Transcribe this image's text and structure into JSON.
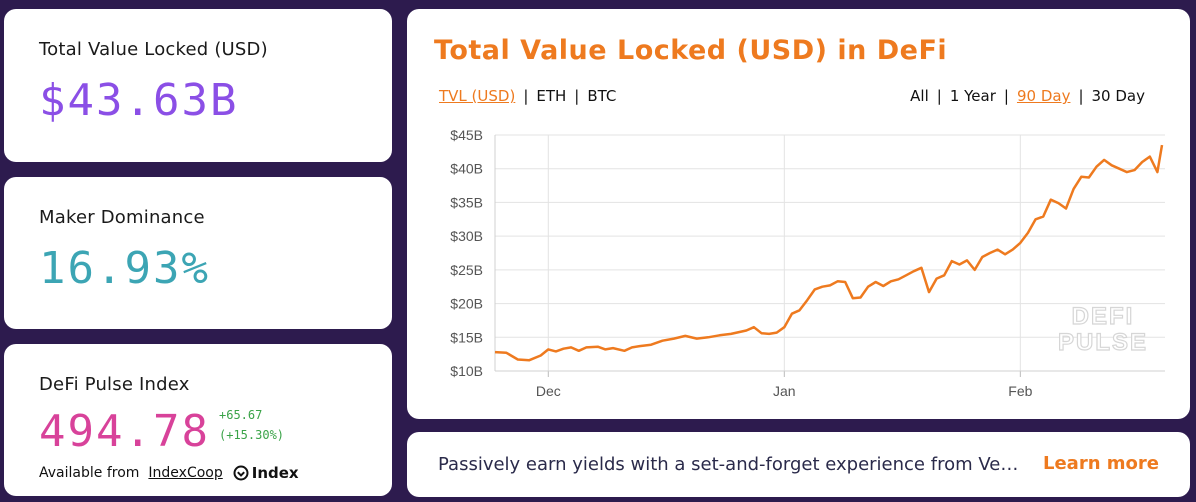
{
  "cards": {
    "tvl": {
      "label": "Total Value Locked (USD)",
      "value": "$43.63B",
      "color": "#8b4fe6"
    },
    "maker": {
      "label": "Maker Dominance",
      "value": "16.93%",
      "color": "#3ca5b4"
    },
    "index": {
      "label": "DeFi Pulse Index",
      "value": "494.78",
      "color": "#d8429a",
      "change_abs": "+65.67",
      "change_pct": "(+15.30%)",
      "available_text": "Available from",
      "available_link": "IndexCoop",
      "logo_text": "Index"
    }
  },
  "chart_panel": {
    "title": "Total Value Locked (USD) in DeFi",
    "units": [
      {
        "label": "TVL (USD)",
        "active": true
      },
      {
        "label": "ETH",
        "active": false
      },
      {
        "label": "BTC",
        "active": false
      }
    ],
    "ranges": [
      {
        "label": "All",
        "active": false
      },
      {
        "label": "1 Year",
        "active": false
      },
      {
        "label": "90 Day",
        "active": true
      },
      {
        "label": "30 Day",
        "active": false
      }
    ],
    "watermark": [
      "DEFI",
      "PULSE"
    ],
    "accent": "#ee7a1f"
  },
  "chart_data": {
    "type": "line",
    "title": "Total Value Locked (USD) in DeFi",
    "xlabel": "",
    "ylabel": "",
    "x_ticks": [
      {
        "label": "Dec",
        "day": 7
      },
      {
        "label": "Jan",
        "day": 38
      },
      {
        "label": "Feb",
        "day": 69
      }
    ],
    "y_ticks": [
      "$10B",
      "$15B",
      "$20B",
      "$25B",
      "$30B",
      "$35B",
      "$40B",
      "$45B"
    ],
    "ylim": [
      10,
      45
    ],
    "xlim": [
      0,
      88
    ],
    "grid": true,
    "series": [
      {
        "color": "#ee7a1f",
        "points": [
          [
            0,
            12.8
          ],
          [
            1.5,
            12.7
          ],
          [
            3,
            11.7
          ],
          [
            4.5,
            11.6
          ],
          [
            6,
            12.3
          ],
          [
            7,
            13.2
          ],
          [
            8,
            12.9
          ],
          [
            9,
            13.3
          ],
          [
            10,
            13.5
          ],
          [
            11,
            13.0
          ],
          [
            12,
            13.5
          ],
          [
            13.5,
            13.6
          ],
          [
            14.5,
            13.2
          ],
          [
            15.5,
            13.4
          ],
          [
            17,
            13.0
          ],
          [
            18,
            13.5
          ],
          [
            19,
            13.7
          ],
          [
            20.5,
            13.9
          ],
          [
            22,
            14.5
          ],
          [
            23.5,
            14.8
          ],
          [
            25,
            15.2
          ],
          [
            26.5,
            14.8
          ],
          [
            28,
            15.0
          ],
          [
            29.5,
            15.3
          ],
          [
            31,
            15.5
          ],
          [
            33,
            16.0
          ],
          [
            34,
            16.5
          ],
          [
            35,
            15.6
          ],
          [
            36,
            15.5
          ],
          [
            37,
            15.7
          ],
          [
            38,
            16.5
          ],
          [
            39,
            18.5
          ],
          [
            40,
            19.0
          ],
          [
            41,
            20.5
          ],
          [
            42,
            22.1
          ],
          [
            43,
            22.5
          ],
          [
            44,
            22.7
          ],
          [
            45,
            23.3
          ],
          [
            46,
            23.2
          ],
          [
            47,
            20.8
          ],
          [
            48,
            20.9
          ],
          [
            49,
            22.5
          ],
          [
            50,
            23.2
          ],
          [
            51,
            22.6
          ],
          [
            52,
            23.3
          ],
          [
            53,
            23.6
          ],
          [
            54,
            24.2
          ],
          [
            55,
            24.8
          ],
          [
            56,
            25.3
          ],
          [
            57,
            21.7
          ],
          [
            58,
            23.7
          ],
          [
            59,
            24.2
          ],
          [
            60,
            26.3
          ],
          [
            61,
            25.8
          ],
          [
            62,
            26.4
          ],
          [
            63,
            25.0
          ],
          [
            64,
            26.9
          ],
          [
            65,
            27.5
          ],
          [
            66,
            28.0
          ],
          [
            67,
            27.3
          ],
          [
            68,
            28.0
          ],
          [
            69,
            29.0
          ],
          [
            70,
            30.5
          ],
          [
            71,
            32.5
          ],
          [
            72,
            32.9
          ],
          [
            73,
            35.4
          ],
          [
            74,
            34.9
          ],
          [
            75,
            34.1
          ],
          [
            76,
            37.0
          ],
          [
            77,
            38.8
          ],
          [
            78,
            38.7
          ],
          [
            79,
            40.3
          ],
          [
            80,
            41.3
          ],
          [
            81,
            40.5
          ],
          [
            82,
            40.0
          ],
          [
            83,
            39.5
          ],
          [
            84,
            39.8
          ],
          [
            85,
            41.0
          ],
          [
            86,
            41.8
          ],
          [
            87,
            39.5
          ],
          [
            87.6,
            43.5
          ]
        ]
      }
    ]
  },
  "promo": {
    "text": "Passively earn yields with a set-and-forget experience from Ve…",
    "link": "Learn more"
  }
}
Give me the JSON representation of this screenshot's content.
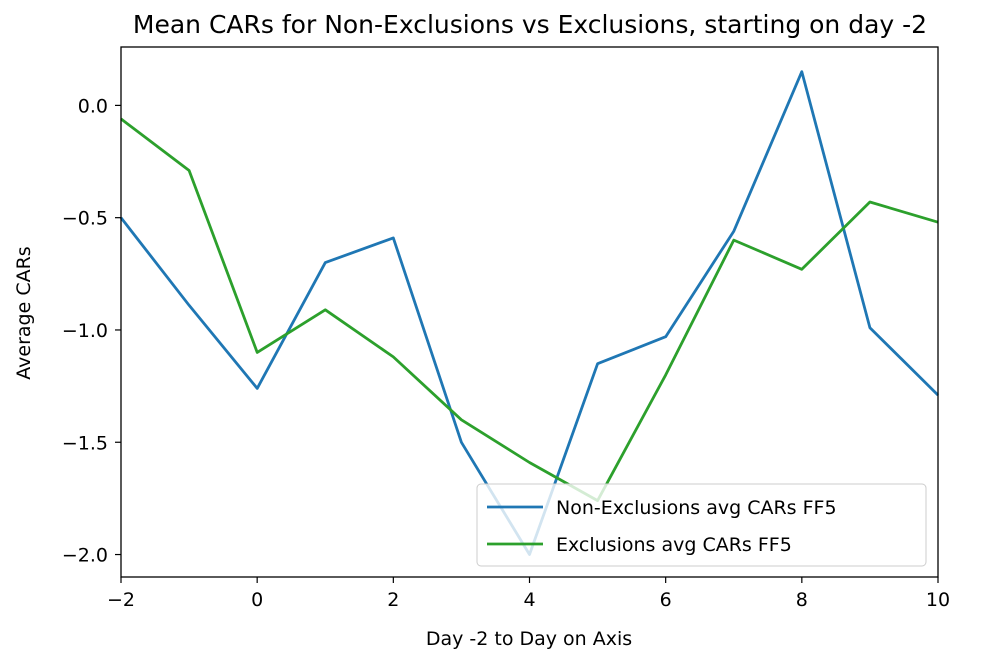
{
  "chart_data": {
    "type": "line",
    "title": "Mean CARs for  Non-Exclusions vs Exclusions, starting on day -2",
    "xlabel": "Day -2 to Day on Axis",
    "ylabel": "Average CARs",
    "xlim": [
      -2,
      10
    ],
    "ylim": [
      -2.1,
      0.26
    ],
    "x": [
      -2,
      -1,
      0,
      1,
      2,
      3,
      4,
      5,
      6,
      7,
      8,
      9,
      10
    ],
    "xticks": [
      -2,
      0,
      2,
      4,
      6,
      8,
      10
    ],
    "xtick_labels": [
      "−2",
      "0",
      "2",
      "4",
      "6",
      "8",
      "10"
    ],
    "yticks": [
      0.0,
      -0.5,
      -1.0,
      -1.5,
      -2.0
    ],
    "ytick_labels": [
      "0.0",
      "−0.5",
      "−1.0",
      "−1.5",
      "−2.0"
    ],
    "grid": false,
    "legend_position": "lower-right",
    "series": [
      {
        "name": "Non-Exclusions avg CARs FF5",
        "color": "#1f77b4",
        "values": [
          -0.5,
          -0.89,
          -1.26,
          -0.7,
          -0.59,
          -1.5,
          -2.0,
          -1.15,
          -1.03,
          -0.56,
          0.15,
          -0.99,
          -1.29
        ]
      },
      {
        "name": "Exclusions avg CARs FF5",
        "color": "#2ca02c",
        "values": [
          -0.06,
          -0.29,
          -1.1,
          -0.91,
          -1.12,
          -1.4,
          -1.59,
          -1.76,
          -1.2,
          -0.6,
          -0.73,
          -0.43,
          -0.52
        ]
      }
    ]
  }
}
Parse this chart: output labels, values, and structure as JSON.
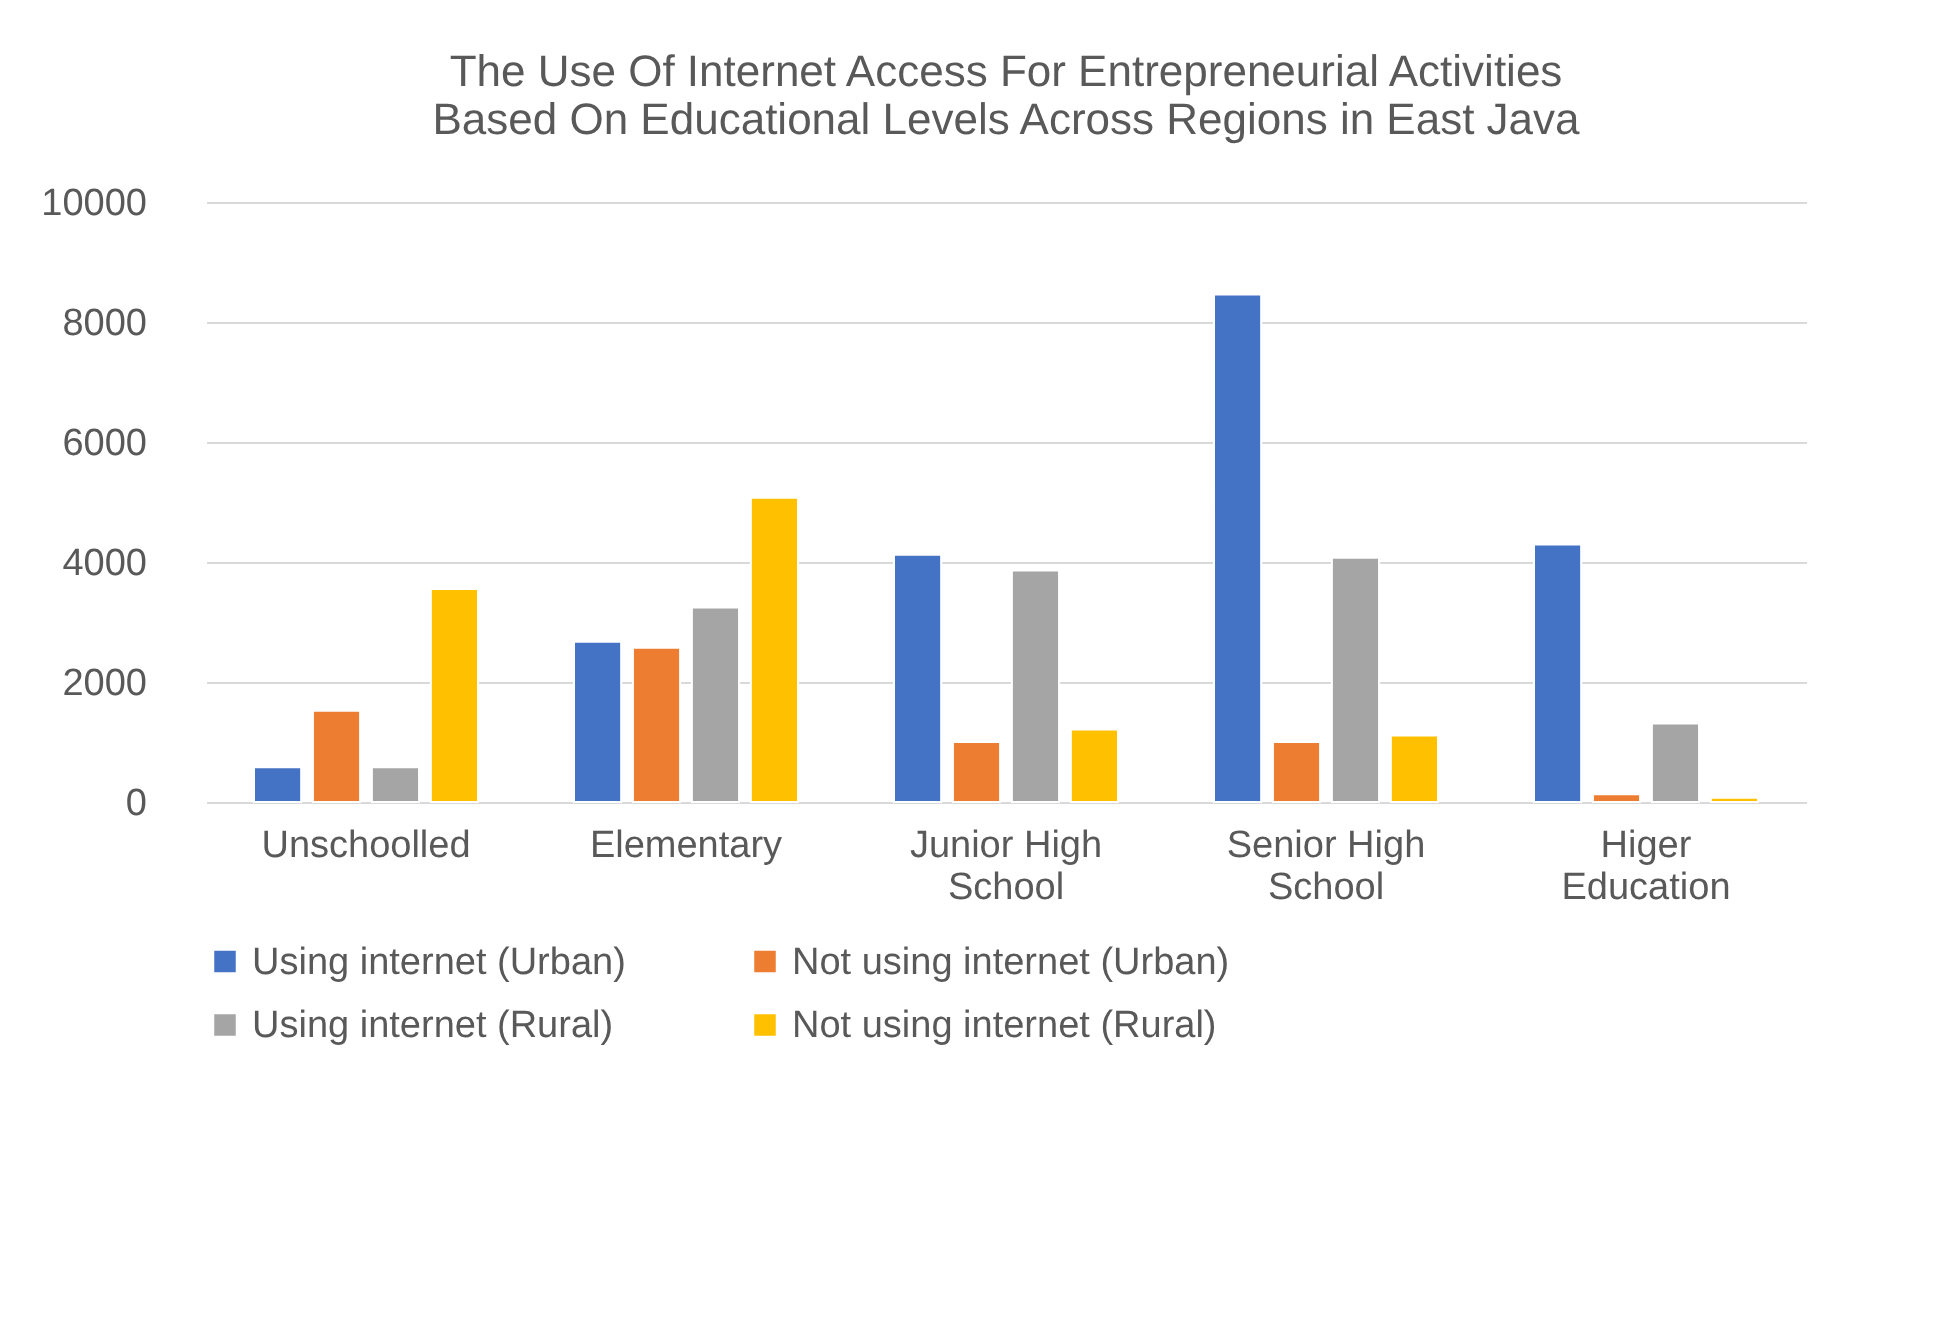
{
  "chart_data": {
    "type": "bar",
    "title": "The Use Of Internet Access For Entrepreneurial Activities Based On Educational Levels Across Regions in East Java",
    "categories": [
      "Unschoolled",
      "Elementary",
      "Junior High School",
      "Senior High School",
      "Higer Education"
    ],
    "series": [
      {
        "name": "Using internet (Urban)",
        "color": "#4472c4",
        "values": [
          580,
          2670,
          4120,
          8460,
          4290
        ]
      },
      {
        "name": "Not using internet (Urban)",
        "color": "#ed7d31",
        "values": [
          1520,
          2570,
          1000,
          1000,
          130
        ]
      },
      {
        "name": "Using internet (Rural)",
        "color": "#a5a5a5",
        "values": [
          580,
          3240,
          3860,
          4070,
          1310
        ]
      },
      {
        "name": "Not using internet (Rural)",
        "color": "#ffc000",
        "values": [
          3550,
          5070,
          1210,
          1110,
          70
        ]
      }
    ],
    "ylim": [
      0,
      10000
    ],
    "yticks": [
      0,
      2000,
      4000,
      6000,
      8000,
      10000
    ],
    "grid": "y",
    "legend": "bottom"
  }
}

## TASK
Repeat the material above verbatim. Leave the pictures behind.

## ANSWER TO THE EXERCISE
Transcribe this image's text and structure into JSON.
{
  "cards": {
    "tvl": {
      "label": "Total Value Locked (USD)",
      "value": "$43.63B",
      "color": "#8b4fe6"
    },
    "maker": {
      "label": "Maker Dominance",
      "value": "16.93%",
      "color": "#3ca5b4"
    },
    "index": {
      "label": "DeFi Pulse Index",
      "value": "494.78",
      "color": "#d8429a",
      "change_abs": "+65.67",
      "change_pct": "(+15.30%)",
      "available_text": "Available from",
      "available_link": "IndexCoop",
      "logo_text": "Index"
    }
  },
  "chart_panel": {
    "title": "Total Value Locked (USD) in DeFi",
    "units": [
      {
        "label": "TVL (USD)",
        "active": true
      },
      {
        "label": "ETH",
        "active": false
      },
      {
        "label": "BTC",
        "active": false
      }
    ],
    "ranges": [
      {
        "label": "All",
        "active": false
      },
      {
        "label": "1 Year",
        "active": false
      },
      {
        "label": "90 Day",
        "active": true
      },
      {
        "label": "30 Day",
        "active": false
      }
    ],
    "watermark": [
      "DEFI",
      "PULSE"
    ],
    "accent": "#ee7a1f"
  },
  "chart_data": {
    "type": "line",
    "title": "Total Value Locked (USD) in DeFi",
    "xlabel": "",
    "ylabel": "",
    "x_ticks": [
      {
        "label": "Dec",
        "day": 7
      },
      {
        "label": "Jan",
        "day": 38
      },
      {
        "label": "Feb",
        "day": 69
      }
    ],
    "y_ticks": [
      "$10B",
      "$15B",
      "$20B",
      "$25B",
      "$30B",
      "$35B",
      "$40B",
      "$45B"
    ],
    "ylim": [
      10,
      45
    ],
    "xlim": [
      0,
      88
    ],
    "grid": true,
    "series": [
      {
        "color": "#ee7a1f",
        "points": [
          [
            0,
            12.8
          ],
          [
            1.5,
            12.7
          ],
          [
            3,
            11.7
          ],
          [
            4.5,
            11.6
          ],
          [
            6,
            12.3
          ],
          [
            7,
            13.2
          ],
          [
            8,
            12.9
          ],
          [
            9,
            13.3
          ],
          [
            10,
            13.5
          ],
          [
            11,
            13.0
          ],
          [
            12,
            13.5
          ],
          [
            13.5,
            13.6
          ],
          [
            14.5,
            13.2
          ],
          [
            15.5,
            13.4
          ],
          [
            17,
            13.0
          ],
          [
            18,
            13.5
          ],
          [
            19,
            13.7
          ],
          [
            20.5,
            13.9
          ],
          [
            22,
            14.5
          ],
          [
            23.5,
            14.8
          ],
          [
            25,
            15.2
          ],
          [
            26.5,
            14.8
          ],
          [
            28,
            15.0
          ],
          [
            29.5,
            15.3
          ],
          [
            31,
            15.5
          ],
          [
            33,
            16.0
          ],
          [
            34,
            16.5
          ],
          [
            35,
            15.6
          ],
          [
            36,
            15.5
          ],
          [
            37,
            15.7
          ],
          [
            38,
            16.5
          ],
          [
            39,
            18.5
          ],
          [
            40,
            19.0
          ],
          [
            41,
            20.5
          ],
          [
            42,
            22.1
          ],
          [
            43,
            22.5
          ],
          [
            44,
            22.7
          ],
          [
            45,
            23.3
          ],
          [
            46,
            23.2
          ],
          [
            47,
            20.8
          ],
          [
            48,
            20.9
          ],
          [
            49,
            22.5
          ],
          [
            50,
            23.2
          ],
          [
            51,
            22.6
          ],
          [
            52,
            23.3
          ],
          [
            53,
            23.6
          ],
          [
            54,
            24.2
          ],
          [
            55,
            24.8
          ],
          [
            56,
            25.3
          ],
          [
            57,
            21.7
          ],
          [
            58,
            23.7
          ],
          [
            59,
            24.2
          ],
          [
            60,
            26.3
          ],
          [
            61,
            25.8
          ],
          [
            62,
            26.4
          ],
          [
            63,
            25.0
          ],
          [
            64,
            26.9
          ],
          [
            65,
            27.5
          ],
          [
            66,
            28.0
          ],
          [
            67,
            27.3
          ],
          [
            68,
            28.0
          ],
          [
            69,
            29.0
          ],
          [
            70,
            30.5
          ],
          [
            71,
            32.5
          ],
          [
            72,
            32.9
          ],
          [
            73,
            35.4
          ],
          [
            74,
            34.9
          ],
          [
            75,
            34.1
          ],
          [
            76,
            37.0
          ],
          [
            77,
            38.8
          ],
          [
            78,
            38.7
          ],
          [
            79,
            40.3
          ],
          [
            80,
            41.3
          ],
          [
            81,
            40.5
          ],
          [
            82,
            40.0
          ],
          [
            83,
            39.5
          ],
          [
            84,
            39.8
          ],
          [
            85,
            41.0
          ],
          [
            86,
            41.8
          ],
          [
            87,
            39.5
          ],
          [
            87.6,
            43.5
          ]
        ]
      }
    ]
  },
  "promo": {
    "text": "Passively earn yields with a set-and-forget experience from Ve…",
    "link": "Learn more"
  }
}
Give me the JSON representation of this screenshot's content.
{
  "chart_data": {
    "type": "line",
    "title": "Mean CARs for  Non-Exclusions vs Exclusions, starting on day -2",
    "xlabel": "Day -2 to Day on Axis",
    "ylabel": "Average CARs",
    "xlim": [
      -2,
      10
    ],
    "ylim": [
      -2.1,
      0.26
    ],
    "x": [
      -2,
      -1,
      0,
      1,
      2,
      3,
      4,
      5,
      6,
      7,
      8,
      9,
      10
    ],
    "xticks": [
      -2,
      0,
      2,
      4,
      6,
      8,
      10
    ],
    "xtick_labels": [
      "−2",
      "0",
      "2",
      "4",
      "6",
      "8",
      "10"
    ],
    "yticks": [
      0.0,
      -0.5,
      -1.0,
      -1.5,
      -2.0
    ],
    "ytick_labels": [
      "0.0",
      "−0.5",
      "−1.0",
      "−1.5",
      "−2.0"
    ],
    "grid": false,
    "legend_position": "lower-right",
    "series": [
      {
        "name": "Non-Exclusions avg CARs FF5",
        "color": "#1f77b4",
        "values": [
          -0.5,
          -0.89,
          -1.26,
          -0.7,
          -0.59,
          -1.5,
          -2.0,
          -1.15,
          -1.03,
          -0.56,
          0.15,
          -0.99,
          -1.29
        ]
      },
      {
        "name": "Exclusions avg CARs FF5",
        "color": "#2ca02c",
        "values": [
          -0.06,
          -0.29,
          -1.1,
          -0.91,
          -1.12,
          -1.4,
          -1.59,
          -1.76,
          -1.2,
          -0.6,
          -0.73,
          -0.43,
          -0.52
        ]
      }
    ]
  }
}
Parse this chart: output labels, values, and structure as JSON.
{
  "chart_data": {
    "type": "bar",
    "title": "The Use Of Internet Access For Entrepreneurial Activities Based On Educational Levels Across Regions in East Java",
    "categories": [
      "Unschoolled",
      "Elementary",
      "Junior High School",
      "Senior High School",
      "Higer Education"
    ],
    "series": [
      {
        "name": "Using internet (Urban)",
        "color": "#4472c4",
        "values": [
          580,
          2670,
          4120,
          8460,
          4290
        ]
      },
      {
        "name": "Not using internet (Urban)",
        "color": "#ed7d31",
        "values": [
          1520,
          2570,
          1000,
          1000,
          130
        ]
      },
      {
        "name": "Using internet (Rural)",
        "color": "#a5a5a5",
        "values": [
          580,
          3240,
          3860,
          4070,
          1310
        ]
      },
      {
        "name": "Not using internet (Rural)",
        "color": "#ffc000",
        "values": [
          3550,
          5070,
          1210,
          1110,
          70
        ]
      }
    ],
    "ylim": [
      0,
      10000
    ],
    "yticks": [
      0,
      2000,
      4000,
      6000,
      8000,
      10000
    ],
    "grid": "y",
    "legend": "bottom"
  }
}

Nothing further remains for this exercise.